GIVEN ENTRIES >>
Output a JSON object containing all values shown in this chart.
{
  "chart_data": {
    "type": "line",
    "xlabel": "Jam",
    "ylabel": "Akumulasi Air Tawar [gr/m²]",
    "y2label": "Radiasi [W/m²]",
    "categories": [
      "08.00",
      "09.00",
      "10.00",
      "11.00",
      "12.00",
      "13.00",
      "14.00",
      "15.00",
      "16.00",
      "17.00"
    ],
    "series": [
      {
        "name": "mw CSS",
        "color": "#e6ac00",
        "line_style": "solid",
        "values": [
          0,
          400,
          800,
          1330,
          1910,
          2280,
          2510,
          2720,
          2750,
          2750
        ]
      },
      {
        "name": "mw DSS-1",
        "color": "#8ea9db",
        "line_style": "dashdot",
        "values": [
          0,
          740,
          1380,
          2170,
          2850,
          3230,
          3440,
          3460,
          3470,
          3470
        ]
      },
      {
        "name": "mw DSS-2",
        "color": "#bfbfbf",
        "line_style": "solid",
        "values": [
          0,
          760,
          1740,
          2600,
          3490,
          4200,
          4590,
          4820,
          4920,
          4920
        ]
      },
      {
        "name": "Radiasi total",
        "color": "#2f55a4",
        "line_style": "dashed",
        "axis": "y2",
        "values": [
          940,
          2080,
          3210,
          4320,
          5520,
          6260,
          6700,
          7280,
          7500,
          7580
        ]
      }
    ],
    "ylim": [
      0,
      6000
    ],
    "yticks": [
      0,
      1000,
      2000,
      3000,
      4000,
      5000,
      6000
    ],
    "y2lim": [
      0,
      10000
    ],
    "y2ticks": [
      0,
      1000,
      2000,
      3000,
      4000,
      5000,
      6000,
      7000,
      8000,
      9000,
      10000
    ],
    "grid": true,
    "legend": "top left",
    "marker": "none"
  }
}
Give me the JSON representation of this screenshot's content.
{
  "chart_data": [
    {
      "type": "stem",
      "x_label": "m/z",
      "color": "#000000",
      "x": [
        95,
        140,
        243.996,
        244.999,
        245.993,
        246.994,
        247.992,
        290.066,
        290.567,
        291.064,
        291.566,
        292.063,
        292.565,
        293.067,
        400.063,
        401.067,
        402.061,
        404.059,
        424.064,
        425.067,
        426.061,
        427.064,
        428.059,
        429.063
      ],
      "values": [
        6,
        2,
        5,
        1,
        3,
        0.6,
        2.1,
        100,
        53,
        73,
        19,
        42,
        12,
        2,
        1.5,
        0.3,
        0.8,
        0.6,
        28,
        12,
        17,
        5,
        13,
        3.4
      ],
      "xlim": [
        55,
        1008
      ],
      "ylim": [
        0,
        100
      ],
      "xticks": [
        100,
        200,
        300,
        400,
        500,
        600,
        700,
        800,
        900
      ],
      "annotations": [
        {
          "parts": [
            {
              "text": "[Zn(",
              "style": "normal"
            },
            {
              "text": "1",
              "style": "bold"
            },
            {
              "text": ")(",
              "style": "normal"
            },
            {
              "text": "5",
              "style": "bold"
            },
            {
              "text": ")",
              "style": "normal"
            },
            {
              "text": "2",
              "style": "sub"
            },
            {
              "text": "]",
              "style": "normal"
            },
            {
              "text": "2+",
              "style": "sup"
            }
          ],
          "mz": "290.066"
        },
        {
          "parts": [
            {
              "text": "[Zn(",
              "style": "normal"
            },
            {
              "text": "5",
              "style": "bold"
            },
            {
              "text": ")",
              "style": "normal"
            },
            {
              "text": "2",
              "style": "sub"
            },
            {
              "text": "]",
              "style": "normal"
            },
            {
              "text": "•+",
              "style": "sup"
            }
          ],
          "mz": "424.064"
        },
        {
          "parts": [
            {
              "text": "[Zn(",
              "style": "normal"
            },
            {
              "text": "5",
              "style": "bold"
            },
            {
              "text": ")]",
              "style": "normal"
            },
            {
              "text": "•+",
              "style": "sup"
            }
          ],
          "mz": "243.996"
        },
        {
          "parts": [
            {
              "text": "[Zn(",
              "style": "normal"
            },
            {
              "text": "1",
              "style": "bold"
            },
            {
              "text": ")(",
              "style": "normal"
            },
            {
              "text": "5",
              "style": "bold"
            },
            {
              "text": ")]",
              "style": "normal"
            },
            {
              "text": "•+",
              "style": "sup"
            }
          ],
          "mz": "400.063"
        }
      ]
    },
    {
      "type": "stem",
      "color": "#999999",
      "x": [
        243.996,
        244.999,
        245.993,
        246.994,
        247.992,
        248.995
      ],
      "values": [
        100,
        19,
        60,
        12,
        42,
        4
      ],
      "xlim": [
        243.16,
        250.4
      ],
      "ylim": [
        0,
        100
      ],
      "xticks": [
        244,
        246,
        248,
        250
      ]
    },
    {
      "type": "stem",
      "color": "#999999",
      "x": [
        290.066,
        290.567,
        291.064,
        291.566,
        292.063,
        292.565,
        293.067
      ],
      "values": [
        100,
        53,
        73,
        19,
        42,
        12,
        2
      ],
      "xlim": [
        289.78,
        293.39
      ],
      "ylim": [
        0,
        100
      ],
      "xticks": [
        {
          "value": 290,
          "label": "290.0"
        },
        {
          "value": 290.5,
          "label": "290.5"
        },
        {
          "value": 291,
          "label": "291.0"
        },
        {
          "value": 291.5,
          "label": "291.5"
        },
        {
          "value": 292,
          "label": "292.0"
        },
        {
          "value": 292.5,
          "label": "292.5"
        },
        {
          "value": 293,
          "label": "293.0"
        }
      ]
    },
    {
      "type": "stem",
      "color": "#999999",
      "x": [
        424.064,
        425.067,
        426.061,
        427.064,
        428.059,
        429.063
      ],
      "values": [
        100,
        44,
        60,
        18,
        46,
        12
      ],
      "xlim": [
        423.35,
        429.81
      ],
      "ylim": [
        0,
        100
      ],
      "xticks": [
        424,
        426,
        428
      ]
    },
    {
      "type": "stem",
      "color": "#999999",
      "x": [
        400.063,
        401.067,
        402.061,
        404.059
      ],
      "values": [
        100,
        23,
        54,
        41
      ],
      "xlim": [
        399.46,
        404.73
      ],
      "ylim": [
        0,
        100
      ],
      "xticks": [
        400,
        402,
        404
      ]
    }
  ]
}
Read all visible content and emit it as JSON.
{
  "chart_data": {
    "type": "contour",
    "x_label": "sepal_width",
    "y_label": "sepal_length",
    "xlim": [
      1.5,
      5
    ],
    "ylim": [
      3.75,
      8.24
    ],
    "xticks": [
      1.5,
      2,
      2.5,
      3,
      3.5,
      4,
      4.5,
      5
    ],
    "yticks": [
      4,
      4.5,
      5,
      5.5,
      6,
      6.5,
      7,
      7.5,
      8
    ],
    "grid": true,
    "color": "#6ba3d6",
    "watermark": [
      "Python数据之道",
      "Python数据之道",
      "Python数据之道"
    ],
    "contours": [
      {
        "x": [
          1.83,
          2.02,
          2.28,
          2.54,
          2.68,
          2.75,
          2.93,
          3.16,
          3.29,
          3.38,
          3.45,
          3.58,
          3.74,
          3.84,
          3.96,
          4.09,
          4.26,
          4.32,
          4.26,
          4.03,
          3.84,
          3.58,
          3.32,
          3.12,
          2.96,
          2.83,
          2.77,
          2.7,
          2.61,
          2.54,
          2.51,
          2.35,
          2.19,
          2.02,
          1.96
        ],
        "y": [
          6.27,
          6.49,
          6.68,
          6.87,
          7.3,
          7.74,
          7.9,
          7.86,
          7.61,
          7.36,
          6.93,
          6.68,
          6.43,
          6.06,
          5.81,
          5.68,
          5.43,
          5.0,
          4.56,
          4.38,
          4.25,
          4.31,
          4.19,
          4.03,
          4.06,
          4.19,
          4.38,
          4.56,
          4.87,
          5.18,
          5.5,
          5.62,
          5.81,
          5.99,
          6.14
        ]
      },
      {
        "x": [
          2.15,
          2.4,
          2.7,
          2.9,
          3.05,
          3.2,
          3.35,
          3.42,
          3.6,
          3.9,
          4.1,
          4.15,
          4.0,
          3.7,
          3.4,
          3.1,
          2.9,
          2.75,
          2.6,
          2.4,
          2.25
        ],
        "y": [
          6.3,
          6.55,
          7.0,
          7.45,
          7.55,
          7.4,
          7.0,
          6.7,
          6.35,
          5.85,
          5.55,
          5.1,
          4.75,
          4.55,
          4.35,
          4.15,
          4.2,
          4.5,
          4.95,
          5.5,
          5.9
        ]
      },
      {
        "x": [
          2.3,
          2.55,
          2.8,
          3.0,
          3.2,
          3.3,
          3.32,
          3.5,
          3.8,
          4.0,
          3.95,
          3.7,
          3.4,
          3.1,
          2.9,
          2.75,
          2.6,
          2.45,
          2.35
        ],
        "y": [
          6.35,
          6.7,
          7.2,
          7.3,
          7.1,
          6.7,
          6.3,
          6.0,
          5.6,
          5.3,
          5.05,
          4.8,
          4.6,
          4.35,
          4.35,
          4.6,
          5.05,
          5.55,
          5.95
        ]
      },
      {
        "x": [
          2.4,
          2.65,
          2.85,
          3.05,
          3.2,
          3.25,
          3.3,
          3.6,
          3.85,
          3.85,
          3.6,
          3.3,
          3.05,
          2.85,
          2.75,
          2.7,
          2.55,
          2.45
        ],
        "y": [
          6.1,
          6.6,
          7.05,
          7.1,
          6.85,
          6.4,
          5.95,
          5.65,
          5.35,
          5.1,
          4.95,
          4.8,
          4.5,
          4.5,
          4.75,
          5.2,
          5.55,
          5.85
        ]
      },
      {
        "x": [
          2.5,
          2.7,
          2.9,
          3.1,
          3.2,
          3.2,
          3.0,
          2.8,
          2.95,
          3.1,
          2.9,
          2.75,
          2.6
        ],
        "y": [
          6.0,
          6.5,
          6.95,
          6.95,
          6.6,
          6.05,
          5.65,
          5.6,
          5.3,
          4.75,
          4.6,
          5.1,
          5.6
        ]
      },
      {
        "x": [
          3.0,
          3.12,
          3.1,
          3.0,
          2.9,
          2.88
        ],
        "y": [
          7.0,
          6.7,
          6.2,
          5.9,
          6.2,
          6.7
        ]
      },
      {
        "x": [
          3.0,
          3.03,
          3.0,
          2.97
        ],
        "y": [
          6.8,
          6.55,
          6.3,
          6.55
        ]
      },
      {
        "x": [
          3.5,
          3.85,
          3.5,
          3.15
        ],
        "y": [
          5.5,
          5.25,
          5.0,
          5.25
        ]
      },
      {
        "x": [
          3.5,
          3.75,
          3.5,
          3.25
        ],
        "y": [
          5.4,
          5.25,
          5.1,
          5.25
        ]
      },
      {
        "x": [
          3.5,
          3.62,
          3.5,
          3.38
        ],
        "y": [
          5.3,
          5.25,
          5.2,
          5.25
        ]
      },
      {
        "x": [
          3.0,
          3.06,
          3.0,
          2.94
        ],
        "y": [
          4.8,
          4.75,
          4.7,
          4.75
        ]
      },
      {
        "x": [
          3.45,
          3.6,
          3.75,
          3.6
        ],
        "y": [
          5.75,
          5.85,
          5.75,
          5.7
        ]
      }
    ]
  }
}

WORK TO BE COMPLETED >> Copy out all lines that carry the word "color".

RESULT FOR THIS TASK >>
        "color": "#e6ac00",
        "color": "#8ea9db",
        "color": "#bfbfbf",
        "color": "#2f55a4",
      "color": "#000000",
      "color": "#999999",
      "color": "#999999",
      "color": "#999999",
      "color": "#999999",
    "color": "#6ba3d6",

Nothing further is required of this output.